TO BE DONE:
Gather every line that includes the word "title", please.

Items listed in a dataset
# # #
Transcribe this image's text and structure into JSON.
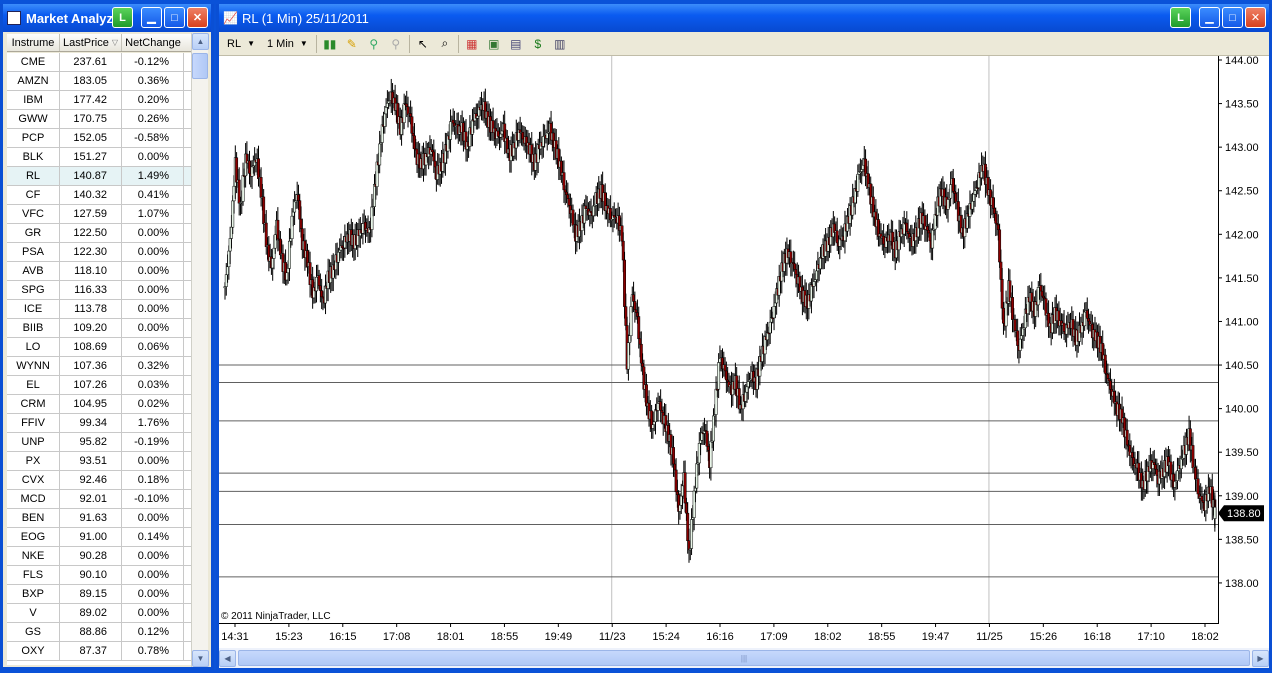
{
  "left_window": {
    "title": "Market Analyz",
    "link_label": "L",
    "columns": [
      "Instrume",
      "LastPrice",
      "NetChange"
    ],
    "rows": [
      [
        "CME",
        "237.61",
        "-0.12%"
      ],
      [
        "AMZN",
        "183.05",
        "0.36%"
      ],
      [
        "IBM",
        "177.42",
        "0.20%"
      ],
      [
        "GWW",
        "170.75",
        "0.26%"
      ],
      [
        "PCP",
        "152.05",
        "-0.58%"
      ],
      [
        "BLK",
        "151.27",
        "0.00%"
      ],
      [
        "RL",
        "140.87",
        "1.49%"
      ],
      [
        "CF",
        "140.32",
        "0.41%"
      ],
      [
        "VFC",
        "127.59",
        "1.07%"
      ],
      [
        "GR",
        "122.50",
        "0.00%"
      ],
      [
        "PSA",
        "122.30",
        "0.00%"
      ],
      [
        "AVB",
        "118.10",
        "0.00%"
      ],
      [
        "SPG",
        "116.33",
        "0.00%"
      ],
      [
        "ICE",
        "113.78",
        "0.00%"
      ],
      [
        "BIIB",
        "109.20",
        "0.00%"
      ],
      [
        "LO",
        "108.69",
        "0.06%"
      ],
      [
        "WYNN",
        "107.36",
        "0.32%"
      ],
      [
        "EL",
        "107.26",
        "0.03%"
      ],
      [
        "CRM",
        "104.95",
        "0.02%"
      ],
      [
        "FFIV",
        "99.34",
        "1.76%"
      ],
      [
        "UNP",
        "95.82",
        "-0.19%"
      ],
      [
        "PX",
        "93.51",
        "0.00%"
      ],
      [
        "CVX",
        "92.46",
        "0.18%"
      ],
      [
        "MCD",
        "92.01",
        "-0.10%"
      ],
      [
        "BEN",
        "91.63",
        "0.00%"
      ],
      [
        "EOG",
        "91.00",
        "0.14%"
      ],
      [
        "NKE",
        "90.28",
        "0.00%"
      ],
      [
        "FLS",
        "90.10",
        "0.00%"
      ],
      [
        "BXP",
        "89.15",
        "0.00%"
      ],
      [
        "V",
        "89.02",
        "0.00%"
      ],
      [
        "GS",
        "88.86",
        "0.12%"
      ],
      [
        "OXY",
        "87.37",
        "0.78%"
      ]
    ],
    "selected_index": 6
  },
  "right_window": {
    "title": "RL (1 Min)  25/11/2011",
    "link_label": "L",
    "toolbar": {
      "instrument": "RL",
      "interval": "1 Min"
    },
    "copyright": "© 2011 NinjaTrader, LLC",
    "last_price_label": "138.80"
  },
  "chart_data": {
    "type": "candlestick",
    "x_ticks": [
      "14:31",
      "15:23",
      "16:15",
      "17:08",
      "18:01",
      "18:55",
      "19:49",
      "11/23",
      "15:24",
      "16:16",
      "17:09",
      "18:02",
      "18:55",
      "19:47",
      "11/25",
      "15:26",
      "16:18",
      "17:10",
      "18:02"
    ],
    "y_ticks": [
      "144.00",
      "143.50",
      "143.00",
      "142.50",
      "142.00",
      "141.50",
      "141.00",
      "140.50",
      "140.00",
      "139.50",
      "139.00",
      "138.50",
      "138.00"
    ],
    "ylim": [
      137.85,
      144.0
    ],
    "session_breaks": [
      "11/23",
      "11/25"
    ],
    "horizontal_lines": [
      140.5,
      140.3,
      139.86,
      139.26,
      139.05,
      138.67,
      138.07
    ],
    "close_path": [
      [
        0,
        141.4
      ],
      [
        0.005,
        141.9
      ],
      [
        0.01,
        142.8
      ],
      [
        0.015,
        142.3
      ],
      [
        0.02,
        142.9
      ],
      [
        0.025,
        142.7
      ],
      [
        0.03,
        142.9
      ],
      [
        0.035,
        142.5
      ],
      [
        0.04,
        141.9
      ],
      [
        0.045,
        141.6
      ],
      [
        0.05,
        142.1
      ],
      [
        0.055,
        141.7
      ],
      [
        0.06,
        141.5
      ],
      [
        0.065,
        142.2
      ],
      [
        0.07,
        142.5
      ],
      [
        0.075,
        141.9
      ],
      [
        0.08,
        141.7
      ],
      [
        0.085,
        141.3
      ],
      [
        0.09,
        141.5
      ],
      [
        0.095,
        141.2
      ],
      [
        0.1,
        141.5
      ],
      [
        0.105,
        141.6
      ],
      [
        0.11,
        141.8
      ],
      [
        0.115,
        141.9
      ],
      [
        0.12,
        142.0
      ],
      [
        0.125,
        141.9
      ],
      [
        0.13,
        142.0
      ],
      [
        0.135,
        142.1
      ],
      [
        0.14,
        142.0
      ],
      [
        0.145,
        142.5
      ],
      [
        0.15,
        143.0
      ],
      [
        0.155,
        143.4
      ],
      [
        0.16,
        143.6
      ],
      [
        0.165,
        143.5
      ],
      [
        0.17,
        143.2
      ],
      [
        0.175,
        143.5
      ],
      [
        0.18,
        143.3
      ],
      [
        0.185,
        142.9
      ],
      [
        0.19,
        142.8
      ],
      [
        0.195,
        142.9
      ],
      [
        0.2,
        143.0
      ],
      [
        0.205,
        142.7
      ],
      [
        0.21,
        142.8
      ],
      [
        0.215,
        143.0
      ],
      [
        0.22,
        143.3
      ],
      [
        0.225,
        143.2
      ],
      [
        0.23,
        143.2
      ],
      [
        0.235,
        143.0
      ],
      [
        0.24,
        143.3
      ],
      [
        0.245,
        143.4
      ],
      [
        0.25,
        143.5
      ],
      [
        0.255,
        143.3
      ],
      [
        0.26,
        143.2
      ],
      [
        0.265,
        143.1
      ],
      [
        0.27,
        143.2
      ],
      [
        0.275,
        142.9
      ],
      [
        0.28,
        143.0
      ],
      [
        0.285,
        143.2
      ],
      [
        0.29,
        143.1
      ],
      [
        0.295,
        143.0
      ],
      [
        0.3,
        142.8
      ],
      [
        0.305,
        143.0
      ],
      [
        0.31,
        143.1
      ],
      [
        0.315,
        143.2
      ],
      [
        0.32,
        143.0
      ],
      [
        0.325,
        142.8
      ],
      [
        0.33,
        142.5
      ],
      [
        0.335,
        142.3
      ],
      [
        0.34,
        142.0
      ],
      [
        0.345,
        142.1
      ],
      [
        0.35,
        142.3
      ],
      [
        0.355,
        142.2
      ],
      [
        0.36,
        142.4
      ],
      [
        0.365,
        142.5
      ],
      [
        0.37,
        142.3
      ],
      [
        0.375,
        142.2
      ],
      [
        0.38,
        142.2
      ],
      [
        0.385,
        142.0
      ],
      [
        0.39,
        140.5
      ],
      [
        0.395,
        141.3
      ],
      [
        0.4,
        141.0
      ],
      [
        0.405,
        140.4
      ],
      [
        0.41,
        140.0
      ],
      [
        0.415,
        139.8
      ],
      [
        0.42,
        140.1
      ],
      [
        0.425,
        139.9
      ],
      [
        0.43,
        139.7
      ],
      [
        0.435,
        139.4
      ],
      [
        0.44,
        138.8
      ],
      [
        0.445,
        139.2
      ],
      [
        0.45,
        138.3
      ],
      [
        0.455,
        139.0
      ],
      [
        0.46,
        139.6
      ],
      [
        0.465,
        139.8
      ],
      [
        0.47,
        139.4
      ],
      [
        0.475,
        140.0
      ],
      [
        0.48,
        140.6
      ],
      [
        0.485,
        140.4
      ],
      [
        0.49,
        140.2
      ],
      [
        0.495,
        140.3
      ],
      [
        0.5,
        140.0
      ],
      [
        0.505,
        140.2
      ],
      [
        0.51,
        140.4
      ],
      [
        0.515,
        140.3
      ],
      [
        0.52,
        140.6
      ],
      [
        0.525,
        140.8
      ],
      [
        0.53,
        141.0
      ],
      [
        0.535,
        141.3
      ],
      [
        0.54,
        141.6
      ],
      [
        0.545,
        141.8
      ],
      [
        0.55,
        141.7
      ],
      [
        0.555,
        141.5
      ],
      [
        0.56,
        141.3
      ],
      [
        0.565,
        141.2
      ],
      [
        0.57,
        141.4
      ],
      [
        0.575,
        141.6
      ],
      [
        0.58,
        141.8
      ],
      [
        0.585,
        141.9
      ],
      [
        0.59,
        142.1
      ],
      [
        0.595,
        141.9
      ],
      [
        0.6,
        142.0
      ],
      [
        0.605,
        142.2
      ],
      [
        0.61,
        142.4
      ],
      [
        0.615,
        142.7
      ],
      [
        0.62,
        142.8
      ],
      [
        0.625,
        142.5
      ],
      [
        0.63,
        142.2
      ],
      [
        0.635,
        142.0
      ],
      [
        0.64,
        141.9
      ],
      [
        0.645,
        142.0
      ],
      [
        0.65,
        141.8
      ],
      [
        0.655,
        142.0
      ],
      [
        0.66,
        142.1
      ],
      [
        0.665,
        141.9
      ],
      [
        0.67,
        142.0
      ],
      [
        0.675,
        142.2
      ],
      [
        0.68,
        142.1
      ],
      [
        0.685,
        141.9
      ],
      [
        0.69,
        142.3
      ],
      [
        0.695,
        142.5
      ],
      [
        0.7,
        142.3
      ],
      [
        0.705,
        142.6
      ],
      [
        0.71,
        142.3
      ],
      [
        0.715,
        142.0
      ],
      [
        0.72,
        142.2
      ],
      [
        0.725,
        142.4
      ],
      [
        0.73,
        142.6
      ],
      [
        0.735,
        142.8
      ],
      [
        0.74,
        142.5
      ],
      [
        0.745,
        142.3
      ],
      [
        0.75,
        142.0
      ],
      [
        0.755,
        140.9
      ],
      [
        0.76,
        141.4
      ],
      [
        0.765,
        141.0
      ],
      [
        0.77,
        140.7
      ],
      [
        0.775,
        141.0
      ],
      [
        0.78,
        141.3
      ],
      [
        0.785,
        141.1
      ],
      [
        0.79,
        141.4
      ],
      [
        0.795,
        141.2
      ],
      [
        0.8,
        140.9
      ],
      [
        0.805,
        141.1
      ],
      [
        0.81,
        141.0
      ],
      [
        0.815,
        140.9
      ],
      [
        0.82,
        141.0
      ],
      [
        0.825,
        140.8
      ],
      [
        0.83,
        140.9
      ],
      [
        0.835,
        141.1
      ],
      [
        0.84,
        140.9
      ],
      [
        0.845,
        140.8
      ],
      [
        0.85,
        140.7
      ],
      [
        0.855,
        140.4
      ],
      [
        0.86,
        140.2
      ],
      [
        0.865,
        140.0
      ],
      [
        0.87,
        139.9
      ],
      [
        0.875,
        139.6
      ],
      [
        0.88,
        139.4
      ],
      [
        0.885,
        139.3
      ],
      [
        0.89,
        139.1
      ],
      [
        0.895,
        139.3
      ],
      [
        0.9,
        139.4
      ],
      [
        0.905,
        139.2
      ],
      [
        0.91,
        139.3
      ],
      [
        0.915,
        139.4
      ],
      [
        0.92,
        139.1
      ],
      [
        0.925,
        139.3
      ],
      [
        0.93,
        139.5
      ],
      [
        0.935,
        139.7
      ],
      [
        0.94,
        139.3
      ],
      [
        0.945,
        139.0
      ],
      [
        0.95,
        138.9
      ],
      [
        0.955,
        139.1
      ],
      [
        0.96,
        138.8
      ]
    ]
  }
}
# # #
SOLUTION BELOW:
    "title": "Market Analyz",
    "title": "RL (1 Min)  25/11/2011",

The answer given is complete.